** Start of INFORMATION GIVEN **
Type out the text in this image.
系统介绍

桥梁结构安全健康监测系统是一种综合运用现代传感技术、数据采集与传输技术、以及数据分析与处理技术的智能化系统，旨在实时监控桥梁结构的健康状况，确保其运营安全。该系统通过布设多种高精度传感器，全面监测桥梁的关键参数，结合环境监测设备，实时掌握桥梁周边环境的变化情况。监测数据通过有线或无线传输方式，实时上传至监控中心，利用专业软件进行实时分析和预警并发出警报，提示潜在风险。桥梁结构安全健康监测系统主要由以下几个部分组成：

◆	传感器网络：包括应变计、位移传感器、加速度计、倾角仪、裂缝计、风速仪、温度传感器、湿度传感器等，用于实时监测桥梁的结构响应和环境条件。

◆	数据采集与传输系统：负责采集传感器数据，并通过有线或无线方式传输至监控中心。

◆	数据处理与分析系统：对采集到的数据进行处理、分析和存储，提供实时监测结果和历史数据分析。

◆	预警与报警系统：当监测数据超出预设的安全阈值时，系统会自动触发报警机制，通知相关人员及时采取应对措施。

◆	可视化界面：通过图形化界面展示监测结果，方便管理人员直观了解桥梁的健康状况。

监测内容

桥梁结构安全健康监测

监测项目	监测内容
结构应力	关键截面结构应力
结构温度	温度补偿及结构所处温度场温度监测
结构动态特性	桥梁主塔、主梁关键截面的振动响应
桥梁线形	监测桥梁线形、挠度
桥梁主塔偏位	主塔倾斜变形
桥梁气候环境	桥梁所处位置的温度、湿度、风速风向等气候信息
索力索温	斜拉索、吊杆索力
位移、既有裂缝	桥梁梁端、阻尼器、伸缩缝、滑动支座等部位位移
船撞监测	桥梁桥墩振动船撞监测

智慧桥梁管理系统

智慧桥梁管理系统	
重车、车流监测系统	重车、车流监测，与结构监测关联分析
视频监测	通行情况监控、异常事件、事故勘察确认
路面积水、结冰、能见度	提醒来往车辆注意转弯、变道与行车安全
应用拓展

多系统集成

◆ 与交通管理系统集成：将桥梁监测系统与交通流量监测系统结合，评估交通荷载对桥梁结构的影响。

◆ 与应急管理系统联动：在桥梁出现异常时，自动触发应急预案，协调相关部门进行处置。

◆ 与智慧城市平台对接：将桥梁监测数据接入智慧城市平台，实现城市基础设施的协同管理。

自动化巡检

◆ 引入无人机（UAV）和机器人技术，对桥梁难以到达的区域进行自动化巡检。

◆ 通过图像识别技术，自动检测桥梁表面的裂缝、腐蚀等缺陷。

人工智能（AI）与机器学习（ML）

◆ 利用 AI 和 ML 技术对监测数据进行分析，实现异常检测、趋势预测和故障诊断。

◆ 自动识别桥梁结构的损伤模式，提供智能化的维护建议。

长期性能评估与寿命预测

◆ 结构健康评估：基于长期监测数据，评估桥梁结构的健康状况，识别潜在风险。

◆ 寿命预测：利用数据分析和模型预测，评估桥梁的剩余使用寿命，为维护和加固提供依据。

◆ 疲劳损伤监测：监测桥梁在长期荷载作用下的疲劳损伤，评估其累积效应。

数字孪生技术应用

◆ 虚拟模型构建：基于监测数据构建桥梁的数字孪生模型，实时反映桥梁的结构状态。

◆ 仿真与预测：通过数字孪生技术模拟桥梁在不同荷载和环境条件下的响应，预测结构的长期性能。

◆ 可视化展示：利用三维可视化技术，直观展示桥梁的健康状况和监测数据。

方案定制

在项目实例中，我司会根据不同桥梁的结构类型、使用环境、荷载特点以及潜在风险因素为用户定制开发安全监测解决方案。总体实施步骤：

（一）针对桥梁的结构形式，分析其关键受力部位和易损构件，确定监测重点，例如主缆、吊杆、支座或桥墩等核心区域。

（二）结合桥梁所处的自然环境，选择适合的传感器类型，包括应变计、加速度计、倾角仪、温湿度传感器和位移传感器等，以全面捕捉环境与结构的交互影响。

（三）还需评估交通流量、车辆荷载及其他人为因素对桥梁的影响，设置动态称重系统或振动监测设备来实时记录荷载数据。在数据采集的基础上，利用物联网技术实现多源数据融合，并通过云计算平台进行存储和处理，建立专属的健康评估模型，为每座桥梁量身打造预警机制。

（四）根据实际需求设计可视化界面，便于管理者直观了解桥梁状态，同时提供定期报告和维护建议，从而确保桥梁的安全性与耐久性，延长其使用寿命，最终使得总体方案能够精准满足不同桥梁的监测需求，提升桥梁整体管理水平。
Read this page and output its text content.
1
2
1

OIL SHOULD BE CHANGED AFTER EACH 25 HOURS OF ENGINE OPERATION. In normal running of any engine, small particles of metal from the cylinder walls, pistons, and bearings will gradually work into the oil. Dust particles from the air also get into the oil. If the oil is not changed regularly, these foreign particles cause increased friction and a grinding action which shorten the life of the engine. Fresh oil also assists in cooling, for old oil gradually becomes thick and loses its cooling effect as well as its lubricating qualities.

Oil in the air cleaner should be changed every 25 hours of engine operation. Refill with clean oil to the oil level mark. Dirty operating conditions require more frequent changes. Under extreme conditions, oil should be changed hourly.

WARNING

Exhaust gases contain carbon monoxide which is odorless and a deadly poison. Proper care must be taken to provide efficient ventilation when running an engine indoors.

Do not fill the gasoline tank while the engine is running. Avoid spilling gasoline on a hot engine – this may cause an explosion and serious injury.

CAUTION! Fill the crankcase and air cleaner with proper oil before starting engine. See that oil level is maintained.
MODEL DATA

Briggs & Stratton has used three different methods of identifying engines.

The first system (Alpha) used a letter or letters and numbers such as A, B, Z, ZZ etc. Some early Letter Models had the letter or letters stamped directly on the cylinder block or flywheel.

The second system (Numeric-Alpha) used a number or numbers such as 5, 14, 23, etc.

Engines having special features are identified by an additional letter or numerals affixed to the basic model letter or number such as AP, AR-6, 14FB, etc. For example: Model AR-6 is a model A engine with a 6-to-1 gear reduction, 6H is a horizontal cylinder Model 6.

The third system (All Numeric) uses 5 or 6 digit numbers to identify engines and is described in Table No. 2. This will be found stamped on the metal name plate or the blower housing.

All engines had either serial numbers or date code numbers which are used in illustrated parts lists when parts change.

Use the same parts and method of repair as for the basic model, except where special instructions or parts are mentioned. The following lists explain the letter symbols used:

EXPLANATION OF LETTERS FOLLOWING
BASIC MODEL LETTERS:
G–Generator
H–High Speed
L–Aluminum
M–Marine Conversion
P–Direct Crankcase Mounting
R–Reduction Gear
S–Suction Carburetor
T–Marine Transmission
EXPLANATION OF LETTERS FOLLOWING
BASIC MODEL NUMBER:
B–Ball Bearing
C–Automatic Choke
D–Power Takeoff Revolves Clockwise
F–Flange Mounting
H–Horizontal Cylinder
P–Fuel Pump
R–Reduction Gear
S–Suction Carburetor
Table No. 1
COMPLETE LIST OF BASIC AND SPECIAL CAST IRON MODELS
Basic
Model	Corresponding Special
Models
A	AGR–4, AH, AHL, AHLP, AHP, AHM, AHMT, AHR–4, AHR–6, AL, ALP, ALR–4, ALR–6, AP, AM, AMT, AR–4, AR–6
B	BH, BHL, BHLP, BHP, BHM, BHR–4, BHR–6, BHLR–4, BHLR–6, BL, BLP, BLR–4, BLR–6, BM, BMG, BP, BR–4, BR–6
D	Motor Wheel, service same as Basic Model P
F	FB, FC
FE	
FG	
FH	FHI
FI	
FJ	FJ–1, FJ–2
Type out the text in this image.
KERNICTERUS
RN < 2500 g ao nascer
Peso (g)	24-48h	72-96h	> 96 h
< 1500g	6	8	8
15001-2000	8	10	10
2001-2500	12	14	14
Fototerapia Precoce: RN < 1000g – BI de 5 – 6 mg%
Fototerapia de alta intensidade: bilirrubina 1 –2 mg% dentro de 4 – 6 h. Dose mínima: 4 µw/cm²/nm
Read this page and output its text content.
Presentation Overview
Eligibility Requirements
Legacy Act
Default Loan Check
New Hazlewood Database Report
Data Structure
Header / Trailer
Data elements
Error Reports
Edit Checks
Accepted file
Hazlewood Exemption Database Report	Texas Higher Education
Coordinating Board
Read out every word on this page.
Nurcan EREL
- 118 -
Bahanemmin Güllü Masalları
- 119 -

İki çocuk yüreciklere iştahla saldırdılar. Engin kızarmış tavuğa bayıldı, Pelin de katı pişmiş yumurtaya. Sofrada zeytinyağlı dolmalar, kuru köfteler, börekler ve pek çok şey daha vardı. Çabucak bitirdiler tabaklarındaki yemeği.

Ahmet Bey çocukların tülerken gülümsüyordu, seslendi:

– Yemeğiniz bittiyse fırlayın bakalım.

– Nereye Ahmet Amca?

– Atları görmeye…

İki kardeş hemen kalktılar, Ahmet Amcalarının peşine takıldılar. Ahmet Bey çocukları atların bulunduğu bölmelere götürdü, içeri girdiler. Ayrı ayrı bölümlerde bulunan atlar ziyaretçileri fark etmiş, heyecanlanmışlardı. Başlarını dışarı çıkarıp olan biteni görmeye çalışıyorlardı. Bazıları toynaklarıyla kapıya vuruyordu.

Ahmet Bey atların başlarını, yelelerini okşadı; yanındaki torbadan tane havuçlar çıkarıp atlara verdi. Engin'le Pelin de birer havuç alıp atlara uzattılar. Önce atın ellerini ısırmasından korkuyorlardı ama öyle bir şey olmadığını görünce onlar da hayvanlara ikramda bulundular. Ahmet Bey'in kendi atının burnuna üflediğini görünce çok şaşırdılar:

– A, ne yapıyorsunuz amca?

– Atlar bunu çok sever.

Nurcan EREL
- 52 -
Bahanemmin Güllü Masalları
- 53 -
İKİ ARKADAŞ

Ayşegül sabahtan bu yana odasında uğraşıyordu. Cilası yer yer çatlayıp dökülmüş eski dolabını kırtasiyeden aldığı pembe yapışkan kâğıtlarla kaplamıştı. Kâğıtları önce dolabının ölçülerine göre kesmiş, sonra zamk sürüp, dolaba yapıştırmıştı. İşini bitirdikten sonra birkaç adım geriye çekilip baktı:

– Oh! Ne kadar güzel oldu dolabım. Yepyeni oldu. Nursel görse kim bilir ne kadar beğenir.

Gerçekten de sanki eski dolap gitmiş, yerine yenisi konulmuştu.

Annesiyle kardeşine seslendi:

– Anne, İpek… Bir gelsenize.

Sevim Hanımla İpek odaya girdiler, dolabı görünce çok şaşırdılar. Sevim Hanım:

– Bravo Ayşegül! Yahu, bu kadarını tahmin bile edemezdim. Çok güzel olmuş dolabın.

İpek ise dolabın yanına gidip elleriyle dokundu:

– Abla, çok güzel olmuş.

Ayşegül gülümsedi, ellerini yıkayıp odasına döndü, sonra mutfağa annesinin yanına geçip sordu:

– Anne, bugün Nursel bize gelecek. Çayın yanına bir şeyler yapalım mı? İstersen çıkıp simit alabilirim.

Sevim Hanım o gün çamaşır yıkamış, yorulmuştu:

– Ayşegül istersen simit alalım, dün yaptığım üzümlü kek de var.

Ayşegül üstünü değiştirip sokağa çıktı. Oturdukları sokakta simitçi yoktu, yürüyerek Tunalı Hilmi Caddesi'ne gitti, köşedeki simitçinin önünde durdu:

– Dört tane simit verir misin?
** End of INFORMATION GIVEN **
--- PROBLEM TO WORK ON ---
Search the data for "metal" and list every line in which it occurs.

--- EXERCISE RESPONSE ---
OIL SHOULD BE CHANGED AFTER EACH 25 HOURS OF ENGINE OPERATION. In normal running of any engine, small particles of metal from the cylinder walls, pistons, and bearings will gradually work into the oil. Dust particles from the air also get into the oil. If the oil is not changed regularly, these foreign particles cause increased friction and a grinding action which shorten the life of the engine. Fresh oil also assists in cooling, for old oil gradually becomes thick and loses its cooling effect as well as its lubricating qualities.
The third system (All Numeric) uses 5 or 6 digit numbers to identify engines and is described in Table No. 2. This will be found stamped on the metal name plate or the blower housing.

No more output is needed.